→ EXTRACT PROVIDED:
= = = = = = =
Reader Questions: Budgeting for a Family Trip to Europe or Australia

I received question from Jaqueline, a reader in Chicago, this week asking about budgeting for a family vacation. Here's the question:

I viewed your site, and I must say you have done a wonderful job preparing families across the internet world. I have a question regarding financing. Have you put together these family trips on a budget?, or were you and your family just having a good time without cost worries? I too love to travel, but have only done so within the USA. My daughter is 17 now, and going to college in the fall. Still, I would love to know what are the best economical, safest, English language friendly places. I am so nervous about leaving the country due to various things that happen around the world, but I would love to venture out to Spain, England, and Australia some day. Do you think it is possible to travel for 14 days out of the country, living in a nice hotel with 3 meals daily, and touring for $2,500 per person? Please, send updates if you can.


Here's my response:


Thanks for writing! I'm glad you liked the site. In general I would say that most families who have some disposable income can make a memorable family trip work within their budget. The trick is to set the budget and then be flexible and open minded about looking at alternatives and ideas that fit within that budget. The important thing is to let yourself (and your daughter) go build the memories you want to have.

Your specific budget gives you lots of great options for visiting the any of the countries you are interested in. The main thing working against you right now is the low value of the dollar, but you can offset that by being clever in some other ways. Let's tackle Europe first.

Flying out of a major airport (in your case Chicago) gives you access to great airfare sales. During the off season for travel to Europe, (winter and early spring) you can expect to pay about $600 per person for flights to European destinations. British Airways has a sale right now that includes round trip airfare and three nights hotel accommodations in London for $678 per person. A quick search on Orbitz found roundtrip fares from Chicago to Madrid beginning at about $450 this month and next.

The next challenge is to arrange for accommodations and daily expenses in your destination. For the sake of this example, let's assume that you've spent about $500 per person getting to your destination. That leaves about $4000 ($300/day) to cover your daily expenses for the 13 remaining days of your trip (you'll spend one night in transit). The biggest expense, of course is accommodation. You could forgo the accommodation expense almost entirely by arranging a home-swap. Another money saving alternative is to stay in a rental apartment instead of a hotel. You'll forgo the luxury of daily housekeeping, but in return you'll get more space, a kitchen, and a washing machine. Having a kitchen saves you money on meals as well. This nicely furnished apartment in the heart of Madrid from Spain Select is just $170 per night. Accommodation in Toledo, or heading south to Sevilla or Granada is generally even cheaper, but we'll use $170 as the average daily cost for this example.
= = = = = = =
→ EXTRACTED MATERIAL:
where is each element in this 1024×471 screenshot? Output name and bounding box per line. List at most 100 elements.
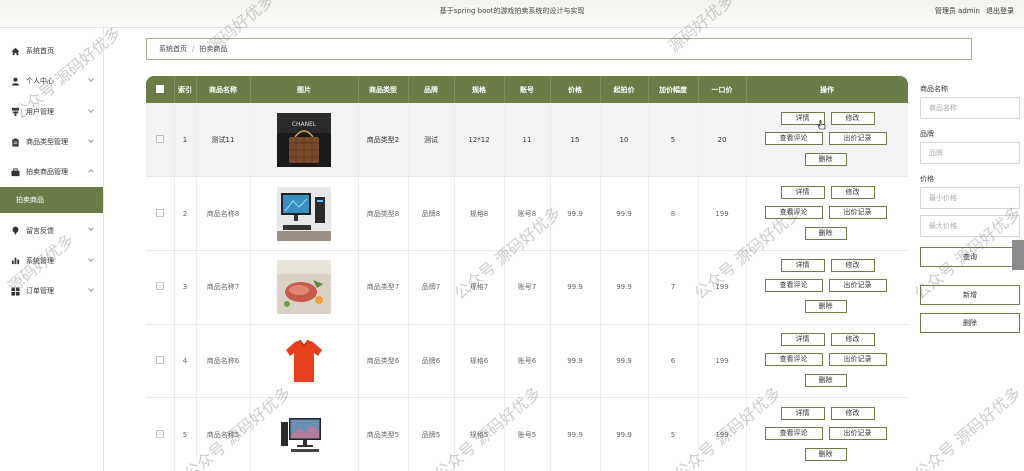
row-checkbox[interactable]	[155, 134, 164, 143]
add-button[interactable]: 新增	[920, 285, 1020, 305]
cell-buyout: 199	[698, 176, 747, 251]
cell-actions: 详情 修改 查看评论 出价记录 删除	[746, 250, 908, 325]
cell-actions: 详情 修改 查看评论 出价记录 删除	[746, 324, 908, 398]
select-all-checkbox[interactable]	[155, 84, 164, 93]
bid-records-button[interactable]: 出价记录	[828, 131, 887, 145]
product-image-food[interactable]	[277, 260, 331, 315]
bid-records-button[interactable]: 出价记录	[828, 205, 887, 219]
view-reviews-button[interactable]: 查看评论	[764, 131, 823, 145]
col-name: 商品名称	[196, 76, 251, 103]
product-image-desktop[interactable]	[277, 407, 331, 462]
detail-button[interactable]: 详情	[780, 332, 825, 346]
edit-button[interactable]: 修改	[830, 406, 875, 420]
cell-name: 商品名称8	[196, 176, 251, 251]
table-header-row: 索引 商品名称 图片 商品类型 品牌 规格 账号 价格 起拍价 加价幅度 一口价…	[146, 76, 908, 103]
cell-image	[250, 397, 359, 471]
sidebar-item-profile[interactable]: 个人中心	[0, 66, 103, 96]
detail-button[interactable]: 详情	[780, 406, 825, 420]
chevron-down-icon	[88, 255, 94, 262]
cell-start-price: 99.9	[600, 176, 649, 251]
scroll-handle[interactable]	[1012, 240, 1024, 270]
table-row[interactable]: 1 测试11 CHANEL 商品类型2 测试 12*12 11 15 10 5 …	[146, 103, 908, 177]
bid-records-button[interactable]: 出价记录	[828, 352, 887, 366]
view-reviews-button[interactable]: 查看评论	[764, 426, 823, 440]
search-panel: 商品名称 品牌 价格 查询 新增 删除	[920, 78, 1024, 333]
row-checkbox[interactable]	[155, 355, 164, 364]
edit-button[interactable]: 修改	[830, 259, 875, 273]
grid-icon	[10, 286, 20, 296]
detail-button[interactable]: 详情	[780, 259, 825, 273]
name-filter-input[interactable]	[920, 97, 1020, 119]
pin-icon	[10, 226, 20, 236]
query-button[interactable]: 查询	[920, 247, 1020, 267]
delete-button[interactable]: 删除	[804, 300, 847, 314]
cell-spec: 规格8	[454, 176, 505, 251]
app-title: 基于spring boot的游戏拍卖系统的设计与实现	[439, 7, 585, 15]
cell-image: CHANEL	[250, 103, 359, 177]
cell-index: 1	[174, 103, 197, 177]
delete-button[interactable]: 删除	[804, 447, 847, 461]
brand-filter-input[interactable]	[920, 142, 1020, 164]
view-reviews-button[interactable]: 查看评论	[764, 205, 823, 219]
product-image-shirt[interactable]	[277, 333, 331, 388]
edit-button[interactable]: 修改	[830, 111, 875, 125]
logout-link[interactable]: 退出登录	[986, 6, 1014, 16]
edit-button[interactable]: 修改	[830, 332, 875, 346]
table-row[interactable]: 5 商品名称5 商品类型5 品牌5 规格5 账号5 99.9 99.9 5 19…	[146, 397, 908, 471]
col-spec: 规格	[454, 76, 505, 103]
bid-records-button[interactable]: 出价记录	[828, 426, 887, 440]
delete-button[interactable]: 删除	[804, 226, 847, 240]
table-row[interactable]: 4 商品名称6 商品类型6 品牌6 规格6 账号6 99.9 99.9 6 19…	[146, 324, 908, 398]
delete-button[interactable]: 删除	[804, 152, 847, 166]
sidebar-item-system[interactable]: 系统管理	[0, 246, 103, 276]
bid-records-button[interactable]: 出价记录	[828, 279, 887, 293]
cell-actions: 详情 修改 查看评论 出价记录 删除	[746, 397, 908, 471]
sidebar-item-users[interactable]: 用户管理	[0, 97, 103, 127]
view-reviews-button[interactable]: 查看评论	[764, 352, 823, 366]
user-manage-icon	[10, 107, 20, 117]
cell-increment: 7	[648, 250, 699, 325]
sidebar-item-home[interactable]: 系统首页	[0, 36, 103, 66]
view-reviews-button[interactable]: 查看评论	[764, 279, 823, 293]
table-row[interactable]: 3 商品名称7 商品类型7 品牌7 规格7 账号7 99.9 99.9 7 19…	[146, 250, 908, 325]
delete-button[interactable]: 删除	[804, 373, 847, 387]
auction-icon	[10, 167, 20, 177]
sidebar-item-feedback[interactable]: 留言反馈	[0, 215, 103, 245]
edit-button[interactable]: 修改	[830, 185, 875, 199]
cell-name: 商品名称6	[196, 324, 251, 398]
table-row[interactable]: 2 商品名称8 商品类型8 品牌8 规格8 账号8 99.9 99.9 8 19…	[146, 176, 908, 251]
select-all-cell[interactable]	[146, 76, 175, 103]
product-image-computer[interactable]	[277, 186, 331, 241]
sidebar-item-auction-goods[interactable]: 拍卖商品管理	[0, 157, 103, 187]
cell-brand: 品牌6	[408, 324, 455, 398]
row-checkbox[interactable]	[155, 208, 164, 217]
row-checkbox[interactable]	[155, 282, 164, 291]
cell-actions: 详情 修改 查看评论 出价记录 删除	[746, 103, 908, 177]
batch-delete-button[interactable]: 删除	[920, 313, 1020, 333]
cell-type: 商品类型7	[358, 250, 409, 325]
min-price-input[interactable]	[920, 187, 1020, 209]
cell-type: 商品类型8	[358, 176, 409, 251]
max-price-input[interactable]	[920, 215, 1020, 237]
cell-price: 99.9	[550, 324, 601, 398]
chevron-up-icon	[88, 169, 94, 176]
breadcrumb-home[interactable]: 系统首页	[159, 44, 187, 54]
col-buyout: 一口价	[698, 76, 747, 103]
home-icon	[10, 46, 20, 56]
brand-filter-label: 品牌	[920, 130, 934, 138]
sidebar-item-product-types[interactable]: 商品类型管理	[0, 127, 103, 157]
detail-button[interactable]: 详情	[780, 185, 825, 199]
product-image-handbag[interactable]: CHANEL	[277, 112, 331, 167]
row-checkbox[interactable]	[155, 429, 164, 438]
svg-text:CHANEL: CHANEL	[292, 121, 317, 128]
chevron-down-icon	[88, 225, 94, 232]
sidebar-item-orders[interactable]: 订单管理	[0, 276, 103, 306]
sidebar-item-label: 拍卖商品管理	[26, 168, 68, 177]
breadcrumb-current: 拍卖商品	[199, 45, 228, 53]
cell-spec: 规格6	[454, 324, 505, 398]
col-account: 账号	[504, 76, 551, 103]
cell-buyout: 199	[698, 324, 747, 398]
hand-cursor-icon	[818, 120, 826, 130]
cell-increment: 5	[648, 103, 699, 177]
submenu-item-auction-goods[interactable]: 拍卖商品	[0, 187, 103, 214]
= = = = = = =
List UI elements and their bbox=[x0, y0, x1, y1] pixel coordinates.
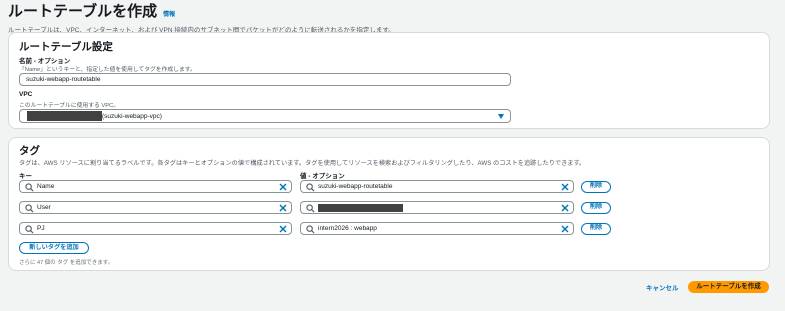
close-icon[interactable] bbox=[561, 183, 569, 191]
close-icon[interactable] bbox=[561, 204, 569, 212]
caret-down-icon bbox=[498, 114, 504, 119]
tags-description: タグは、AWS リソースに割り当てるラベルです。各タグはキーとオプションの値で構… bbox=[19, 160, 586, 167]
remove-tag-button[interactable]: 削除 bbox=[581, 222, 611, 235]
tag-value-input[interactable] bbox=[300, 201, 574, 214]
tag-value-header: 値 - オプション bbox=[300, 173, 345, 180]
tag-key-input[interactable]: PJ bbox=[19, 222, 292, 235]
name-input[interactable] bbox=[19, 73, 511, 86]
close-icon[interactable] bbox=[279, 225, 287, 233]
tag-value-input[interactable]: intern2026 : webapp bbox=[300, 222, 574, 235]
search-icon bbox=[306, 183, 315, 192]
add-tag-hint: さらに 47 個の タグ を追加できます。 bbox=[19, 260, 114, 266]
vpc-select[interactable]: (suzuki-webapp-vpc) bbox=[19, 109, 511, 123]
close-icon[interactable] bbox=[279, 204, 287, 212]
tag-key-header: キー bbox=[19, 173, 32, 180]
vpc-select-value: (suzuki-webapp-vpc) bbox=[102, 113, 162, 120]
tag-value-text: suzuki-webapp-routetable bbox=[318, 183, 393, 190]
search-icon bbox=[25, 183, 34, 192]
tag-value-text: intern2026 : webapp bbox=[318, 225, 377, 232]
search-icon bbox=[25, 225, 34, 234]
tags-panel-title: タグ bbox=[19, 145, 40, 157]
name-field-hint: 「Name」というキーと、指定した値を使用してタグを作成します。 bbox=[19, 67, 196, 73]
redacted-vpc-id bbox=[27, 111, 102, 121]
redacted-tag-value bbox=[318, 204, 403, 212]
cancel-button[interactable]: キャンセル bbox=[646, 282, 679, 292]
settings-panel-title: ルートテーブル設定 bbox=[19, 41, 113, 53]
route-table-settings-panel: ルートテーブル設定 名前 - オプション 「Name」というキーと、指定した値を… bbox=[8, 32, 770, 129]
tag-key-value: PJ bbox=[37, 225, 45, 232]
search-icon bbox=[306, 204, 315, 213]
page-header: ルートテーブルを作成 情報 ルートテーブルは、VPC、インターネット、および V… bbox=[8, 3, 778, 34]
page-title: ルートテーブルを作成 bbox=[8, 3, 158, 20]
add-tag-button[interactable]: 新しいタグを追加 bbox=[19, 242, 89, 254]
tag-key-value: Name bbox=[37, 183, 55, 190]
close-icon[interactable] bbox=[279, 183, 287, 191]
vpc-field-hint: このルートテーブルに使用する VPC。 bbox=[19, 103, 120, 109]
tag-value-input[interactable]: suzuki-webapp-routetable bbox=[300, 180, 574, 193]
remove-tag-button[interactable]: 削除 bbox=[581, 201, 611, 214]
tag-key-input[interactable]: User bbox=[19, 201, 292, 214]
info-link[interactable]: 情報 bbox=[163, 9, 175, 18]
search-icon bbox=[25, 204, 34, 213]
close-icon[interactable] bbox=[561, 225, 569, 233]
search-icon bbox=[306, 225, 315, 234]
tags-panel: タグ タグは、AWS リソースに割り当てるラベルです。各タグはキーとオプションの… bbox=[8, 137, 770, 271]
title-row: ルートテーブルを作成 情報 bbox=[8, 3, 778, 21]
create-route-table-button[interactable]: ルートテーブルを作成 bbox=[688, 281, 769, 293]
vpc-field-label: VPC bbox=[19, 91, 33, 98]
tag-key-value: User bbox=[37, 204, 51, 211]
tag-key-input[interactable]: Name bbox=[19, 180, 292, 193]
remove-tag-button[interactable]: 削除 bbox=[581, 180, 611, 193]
= = = = = = =
→ GIVEN EXERCISE A:
Reproduce the stretch of the travel-budget article from "Thanks for writing!" through "tackle Europe first.", word for word.
→ GIVEN EXERCISE B:
Write the next part of the travel-budget article, picking up right after its final sentence.

→ EXERCISE OUTPUT A:
Thanks for writing! I'm glad you liked the site. In general I would say that most families who have some disposable income can make a memorable family trip work within their budget. The trick is to set the budget and then be flexible and open minded about looking at alternatives and ideas that fit within that budget. The important thing is to let yourself (and your daughter) go build the memories you want to have.

Your specific budget gives you lots of great options for visiting the any of the countries you are interested in. The main thing working against you right now is the low value of the dollar, but you can offset that by being clever in some other ways. Let's tackle Europe first.

→ EXERCISE OUTPUT B:
The next biggest expense is internal travel. Europe has been revolutionized by budget airfares making this expense relatively low. Assuming you head to two other cities besides Madrid, I'd budget about $200 per person for flights and local trains. You can save money by staying close to Madrid (reducing your travel time will also increase the amount of time you have for sightseeing), flying out of your final destination city, and walking or using public transportation in Madrid and Barcelona.

For delicious but simple meals like those eaten by locals, I would budget about $40 per person per day. With that amount, you could have a self catered breakfast in your apartment and two restaurant meals a day. Check out the tapas scene for some delicious options at a reasonable price. If you picnic or eat in the apartment some days, you'll be able to arrange a few fancier meals within that budget. Sightseeing should cost about $20 per person per day on average.

Total cost for this 2 person trip to Madrid: $4390, leaving you plenty of room to spare for incidentals and shopping.

A trip to England has its own budgetary rewards and challenges. London is among the most expensive cities in the world, and the low US dollar really works against you here, both with accommodation and meals. If you were to take advantage of the British Airways package, you would want to leave London and explore the countryside when your three days of included hotel were up. Staying in family run b&b's (or arranging a home swap) would help significantly with costs.

With Australia, the budgetary challenge comes from the cost of airfare. Travel to Australia from the US rarely, if ever, sinks below about $1000 round trip, which is a big chunk of your budget. However, Quantas often offers special packages that include several internal flights once. Once you've arrived, there are lots of options for low priced accommodation as Australia has a long & healthy history of internal budget travel. A road trip, exploring the region between Melbourne and Sydney, for example is a fantastic adventure and there are low priced b&b's along the way.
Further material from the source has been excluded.